## Task to complete
Return the records word for word. Any pictures in them are not part of the copy.

## Information given
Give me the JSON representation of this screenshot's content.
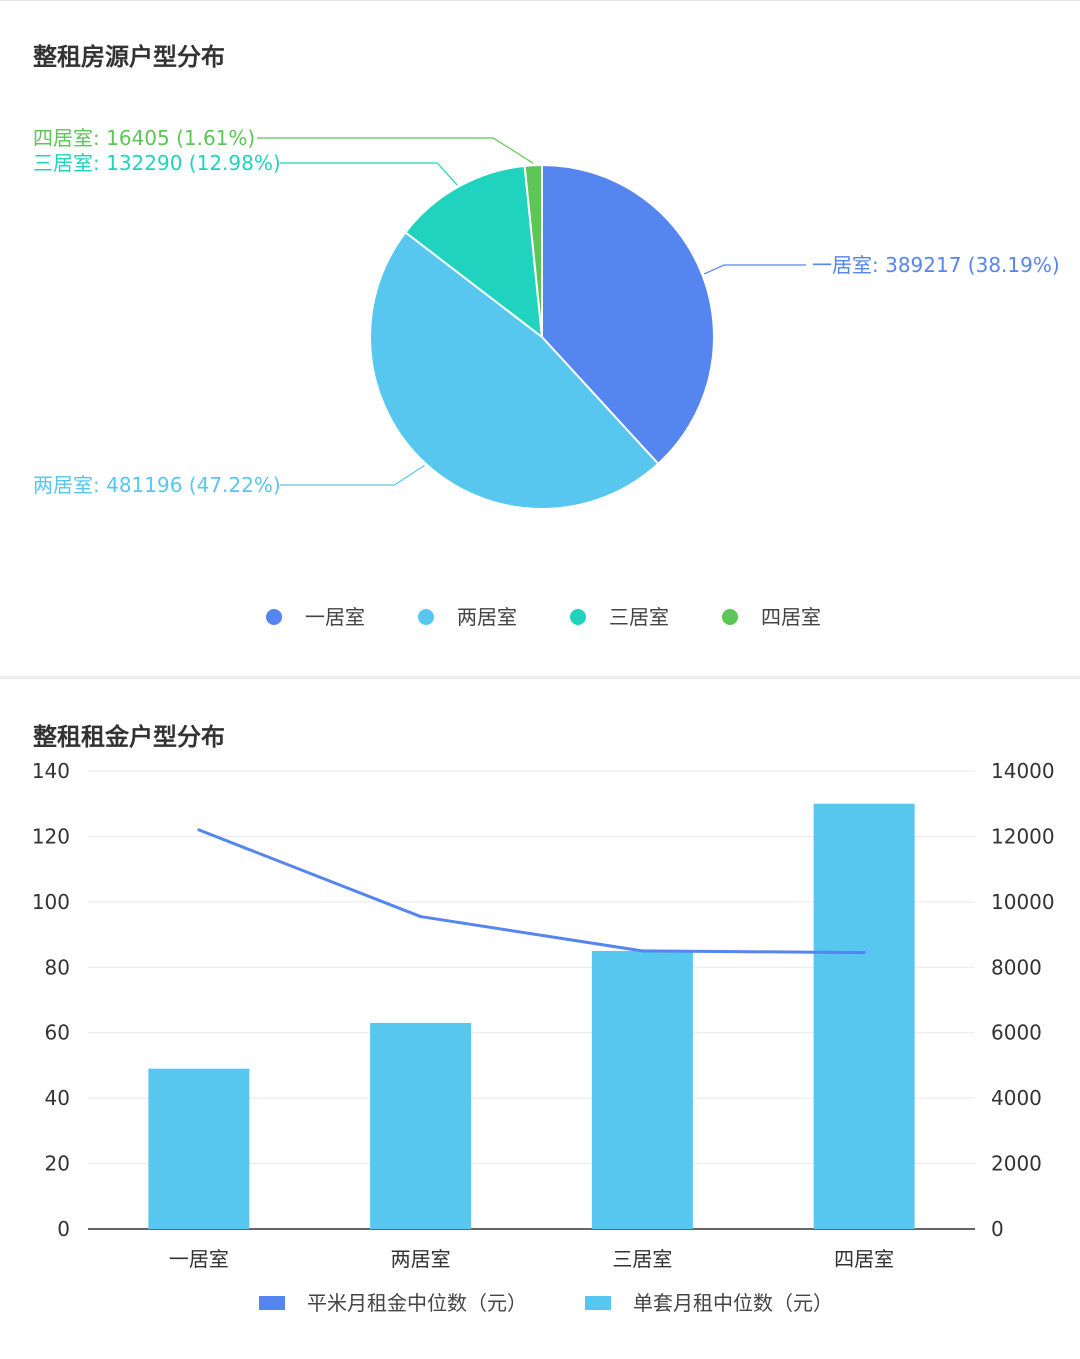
{
  "colors": {
    "one": "#5585EE",
    "two": "#57C7EF",
    "three": "#20D3BE",
    "four": "#5EC557",
    "bar": "#57C7EF",
    "line": "#5585EE"
  },
  "pie_card": {
    "title": "整租房源户型分布"
  },
  "combo_card": {
    "title": "整租租金户型分布"
  },
  "chart_data": [
    {
      "type": "pie",
      "title": "整租房源户型分布",
      "slices": [
        {
          "name": "一居室",
          "value": 389217,
          "percent": "38.19%",
          "label": "一居室: 389217 (38.19%)"
        },
        {
          "name": "两居室",
          "value": 481196,
          "percent": "47.22%",
          "label": "两居室: 481196 (47.22%)"
        },
        {
          "name": "三居室",
          "value": 132290,
          "percent": "12.98%",
          "label": "三居室: 132290 (12.98%)"
        },
        {
          "name": "四居室",
          "value": 16405,
          "percent": "1.61%",
          "label": "四居室: 16405 (1.61%)"
        }
      ],
      "legend": [
        "一居室",
        "两居室",
        "三居室",
        "四居室"
      ],
      "legend_position": "bottom"
    },
    {
      "type": "bar",
      "title": "整租租金户型分布",
      "categories": [
        "一居室",
        "两居室",
        "三居室",
        "四居室"
      ],
      "series": [
        {
          "name": "平米月租金中位数（元）",
          "type": "line",
          "axis": "left",
          "values": [
            122,
            95.5,
            85,
            84.5
          ]
        },
        {
          "name": "单套月租中位数（元）",
          "type": "bar",
          "axis": "right",
          "values": [
            4900,
            6300,
            8500,
            13000
          ]
        }
      ],
      "y_left": {
        "ylim": [
          0,
          140
        ],
        "ticks": [
          "0",
          "20",
          "40",
          "60",
          "80",
          "100",
          "120",
          "140"
        ]
      },
      "y_right": {
        "ylim": [
          0,
          14000
        ],
        "ticks": [
          "0",
          "2000",
          "4000",
          "6000",
          "8000",
          "10000",
          "12000",
          "14000"
        ]
      },
      "grid": true,
      "legend_position": "bottom"
    }
  ]
}
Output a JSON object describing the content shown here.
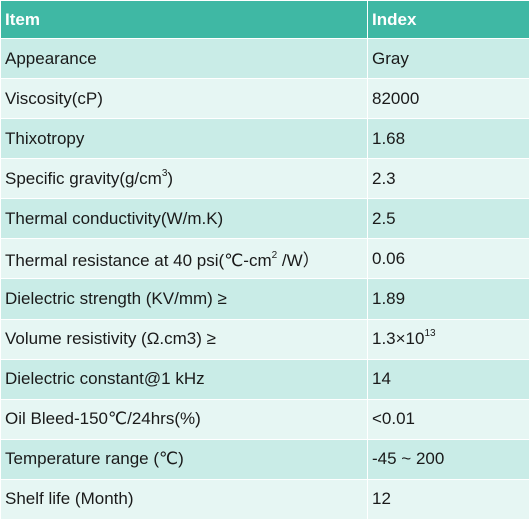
{
  "header": {
    "item": "Item",
    "index": "Index"
  },
  "rows": [
    {
      "item": "Appearance",
      "index": "Gray"
    },
    {
      "item": "Viscosity(cP)",
      "index": "82000"
    },
    {
      "item": "Thixotropy",
      "index": "1.68"
    },
    {
      "item_before_sup": "Specific gravity(g/cm",
      "item_sup": "3",
      "item_after_sup": ")",
      "index": "2.3"
    },
    {
      "item": "Thermal conductivity(W/m.K)",
      "index": "2.5"
    },
    {
      "item_before_sup": "Thermal resistance at 40 psi(℃-cm",
      "item_sup": "2",
      "item_after_sup": " /W）",
      "index": "0.06"
    },
    {
      "item": "Dielectric strength (KV/mm) ≥",
      "index": "1.89"
    },
    {
      "item": "Volume resistivity (Ω.cm3) ≥",
      "index_base": "1.3×10",
      "index_sup": "13"
    },
    {
      "item": "Dielectric constant@1 kHz",
      "index": "14"
    },
    {
      "item": "Oil Bleed-150℃/24hrs(%)",
      "index": "<0.01"
    },
    {
      "item": "Temperature range (℃)",
      "index": "-45 ~ 200"
    },
    {
      "item": "Shelf life (Month)",
      "index": "12"
    }
  ]
}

## Response below
Give me the JSON representation of this screenshot's content.
{
  "colors": {
    "one": "#5585EE",
    "two": "#57C7EF",
    "three": "#20D3BE",
    "four": "#5EC557",
    "bar": "#57C7EF",
    "line": "#5585EE"
  },
  "pie_card": {
    "title": "整租房源户型分布"
  },
  "combo_card": {
    "title": "整租租金户型分布"
  },
  "chart_data": [
    {
      "type": "pie",
      "title": "整租房源户型分布",
      "slices": [
        {
          "name": "一居室",
          "value": 389217,
          "percent": "38.19%",
          "label": "一居室: 389217 (38.19%)"
        },
        {
          "name": "两居室",
          "value": 481196,
          "percent": "47.22%",
          "label": "两居室: 481196 (47.22%)"
        },
        {
          "name": "三居室",
          "value": 132290,
          "percent": "12.98%",
          "label": "三居室: 132290 (12.98%)"
        },
        {
          "name": "四居室",
          "value": 16405,
          "percent": "1.61%",
          "label": "四居室: 16405 (1.61%)"
        }
      ],
      "legend": [
        "一居室",
        "两居室",
        "三居室",
        "四居室"
      ],
      "legend_position": "bottom"
    },
    {
      "type": "bar",
      "title": "整租租金户型分布",
      "categories": [
        "一居室",
        "两居室",
        "三居室",
        "四居室"
      ],
      "series": [
        {
          "name": "平米月租金中位数（元）",
          "type": "line",
          "axis": "left",
          "values": [
            122,
            95.5,
            85,
            84.5
          ]
        },
        {
          "name": "单套月租中位数（元）",
          "type": "bar",
          "axis": "right",
          "values": [
            4900,
            6300,
            8500,
            13000
          ]
        }
      ],
      "y_left": {
        "ylim": [
          0,
          140
        ],
        "ticks": [
          "0",
          "20",
          "40",
          "60",
          "80",
          "100",
          "120",
          "140"
        ]
      },
      "y_right": {
        "ylim": [
          0,
          14000
        ],
        "ticks": [
          "0",
          "2000",
          "4000",
          "6000",
          "8000",
          "10000",
          "12000",
          "14000"
        ]
      },
      "grid": true,
      "legend_position": "bottom"
    }
  ]
}
Output a JSON object describing the content shown here.
{
  "header": {
    "item": "Item",
    "index": "Index"
  },
  "rows": [
    {
      "item": "Appearance",
      "index": "Gray"
    },
    {
      "item": "Viscosity(cP)",
      "index": "82000"
    },
    {
      "item": "Thixotropy",
      "index": "1.68"
    },
    {
      "item_before_sup": "Specific gravity(g/cm",
      "item_sup": "3",
      "item_after_sup": ")",
      "index": "2.3"
    },
    {
      "item": "Thermal conductivity(W/m.K)",
      "index": "2.5"
    },
    {
      "item_before_sup": "Thermal resistance at 40 psi(℃-cm",
      "item_sup": "2",
      "item_after_sup": " /W）",
      "index": "0.06"
    },
    {
      "item": "Dielectric strength (KV/mm) ≥",
      "index": "1.89"
    },
    {
      "item": "Volume resistivity (Ω.cm3) ≥",
      "index_base": "1.3×10",
      "index_sup": "13"
    },
    {
      "item": "Dielectric constant@1 kHz",
      "index": "14"
    },
    {
      "item": "Oil Bleed-150℃/24hrs(%)",
      "index": "<0.01"
    },
    {
      "item": "Temperature range (℃)",
      "index": "-45 ~ 200"
    },
    {
      "item": "Shelf life (Month)",
      "index": "12"
    }
  ]
}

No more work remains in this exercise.